**Your instructions:** Which lines hold the string "B项正确"? Copy every one of them.

[START Given entries]

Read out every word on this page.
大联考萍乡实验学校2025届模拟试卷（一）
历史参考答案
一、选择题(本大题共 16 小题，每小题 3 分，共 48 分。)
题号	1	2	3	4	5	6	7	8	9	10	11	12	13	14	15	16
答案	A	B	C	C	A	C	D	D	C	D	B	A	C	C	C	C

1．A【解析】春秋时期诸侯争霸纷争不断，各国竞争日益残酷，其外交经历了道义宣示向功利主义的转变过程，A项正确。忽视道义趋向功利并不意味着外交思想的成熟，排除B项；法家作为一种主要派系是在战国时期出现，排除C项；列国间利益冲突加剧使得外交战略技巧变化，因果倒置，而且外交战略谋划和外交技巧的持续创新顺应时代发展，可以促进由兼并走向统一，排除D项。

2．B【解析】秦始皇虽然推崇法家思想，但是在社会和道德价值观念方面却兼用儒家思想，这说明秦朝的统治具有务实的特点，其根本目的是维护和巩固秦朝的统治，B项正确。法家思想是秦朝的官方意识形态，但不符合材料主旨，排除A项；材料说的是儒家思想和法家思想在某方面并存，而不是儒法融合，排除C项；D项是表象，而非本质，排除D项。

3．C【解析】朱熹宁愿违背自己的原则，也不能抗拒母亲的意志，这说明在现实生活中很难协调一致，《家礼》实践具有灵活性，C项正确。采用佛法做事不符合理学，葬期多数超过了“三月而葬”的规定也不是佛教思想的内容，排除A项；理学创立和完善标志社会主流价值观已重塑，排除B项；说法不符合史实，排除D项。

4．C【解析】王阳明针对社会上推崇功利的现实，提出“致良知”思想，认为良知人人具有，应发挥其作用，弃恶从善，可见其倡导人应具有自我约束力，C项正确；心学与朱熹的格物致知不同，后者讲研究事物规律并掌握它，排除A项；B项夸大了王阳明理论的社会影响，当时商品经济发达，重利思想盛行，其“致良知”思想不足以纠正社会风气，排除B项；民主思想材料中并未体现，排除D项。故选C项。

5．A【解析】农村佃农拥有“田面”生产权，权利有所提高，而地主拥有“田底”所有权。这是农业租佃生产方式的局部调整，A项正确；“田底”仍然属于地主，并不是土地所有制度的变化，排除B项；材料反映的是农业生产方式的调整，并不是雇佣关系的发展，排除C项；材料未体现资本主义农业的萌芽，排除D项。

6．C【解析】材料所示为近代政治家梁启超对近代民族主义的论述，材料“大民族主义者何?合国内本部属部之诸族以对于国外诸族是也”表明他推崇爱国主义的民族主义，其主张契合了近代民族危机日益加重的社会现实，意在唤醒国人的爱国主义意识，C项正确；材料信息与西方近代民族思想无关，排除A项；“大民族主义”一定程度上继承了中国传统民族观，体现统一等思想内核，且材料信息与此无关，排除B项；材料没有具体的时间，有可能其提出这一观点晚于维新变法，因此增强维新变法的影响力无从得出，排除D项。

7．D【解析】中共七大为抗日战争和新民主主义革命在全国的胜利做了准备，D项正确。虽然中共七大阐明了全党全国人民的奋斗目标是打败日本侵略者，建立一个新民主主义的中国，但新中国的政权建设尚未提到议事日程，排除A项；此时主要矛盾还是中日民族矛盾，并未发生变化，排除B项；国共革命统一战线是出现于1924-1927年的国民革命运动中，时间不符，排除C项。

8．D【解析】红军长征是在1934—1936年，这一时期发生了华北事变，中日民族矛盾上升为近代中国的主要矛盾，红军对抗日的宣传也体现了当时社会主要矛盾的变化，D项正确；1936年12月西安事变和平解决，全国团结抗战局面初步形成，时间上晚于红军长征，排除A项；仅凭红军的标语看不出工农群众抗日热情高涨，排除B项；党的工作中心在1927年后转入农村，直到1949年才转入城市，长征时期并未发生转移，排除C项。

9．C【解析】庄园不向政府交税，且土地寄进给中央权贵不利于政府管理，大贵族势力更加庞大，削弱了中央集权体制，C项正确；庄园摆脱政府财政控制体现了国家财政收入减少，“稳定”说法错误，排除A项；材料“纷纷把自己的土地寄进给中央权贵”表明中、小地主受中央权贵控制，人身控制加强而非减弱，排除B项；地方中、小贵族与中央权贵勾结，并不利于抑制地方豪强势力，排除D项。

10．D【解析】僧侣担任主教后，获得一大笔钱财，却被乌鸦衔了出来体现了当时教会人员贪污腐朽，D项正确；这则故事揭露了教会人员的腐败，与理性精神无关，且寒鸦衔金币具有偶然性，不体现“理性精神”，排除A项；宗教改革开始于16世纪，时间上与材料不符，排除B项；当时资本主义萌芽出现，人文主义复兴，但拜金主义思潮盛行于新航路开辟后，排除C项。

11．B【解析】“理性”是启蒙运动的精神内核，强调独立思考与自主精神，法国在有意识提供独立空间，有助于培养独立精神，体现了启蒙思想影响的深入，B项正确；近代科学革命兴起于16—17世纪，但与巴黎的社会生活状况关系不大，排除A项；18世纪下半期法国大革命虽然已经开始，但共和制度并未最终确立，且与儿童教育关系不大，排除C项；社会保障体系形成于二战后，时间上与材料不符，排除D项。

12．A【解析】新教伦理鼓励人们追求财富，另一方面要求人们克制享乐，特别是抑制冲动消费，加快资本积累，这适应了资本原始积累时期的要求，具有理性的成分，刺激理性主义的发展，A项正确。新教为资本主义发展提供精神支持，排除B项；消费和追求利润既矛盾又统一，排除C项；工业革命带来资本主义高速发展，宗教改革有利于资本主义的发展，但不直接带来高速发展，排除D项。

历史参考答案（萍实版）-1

[END Given entries]

**Complete answer:**
2．B【解析】秦始皇虽然推崇法家思想，但是在社会和道德价值观念方面却兼用儒家思想，这说明秦朝的统治具有务实的特点，其根本目的是维护和巩固秦朝的统治，B项正确。法家思想是秦朝的官方意识形态，但不符合材料主旨，排除A项；材料说的是儒家思想和法家思想在某方面并存，而不是儒法融合，排除C项；D项是表象，而非本质，排除D项。
11．B【解析】“理性”是启蒙运动的精神内核，强调独立思考与自主精神，法国在有意识提供独立空间，有助于培养独立精神，体现了启蒙思想影响的深入，B项正确；近代科学革命兴起于16—17世纪，但与巴黎的社会生活状况关系不大，排除A项；18世纪下半期法国大革命虽然已经开始，但共和制度并未最终确立，且与儿童教育关系不大，排除C项；社会保障体系形成于二战后，时间上与材料不符，排除D项。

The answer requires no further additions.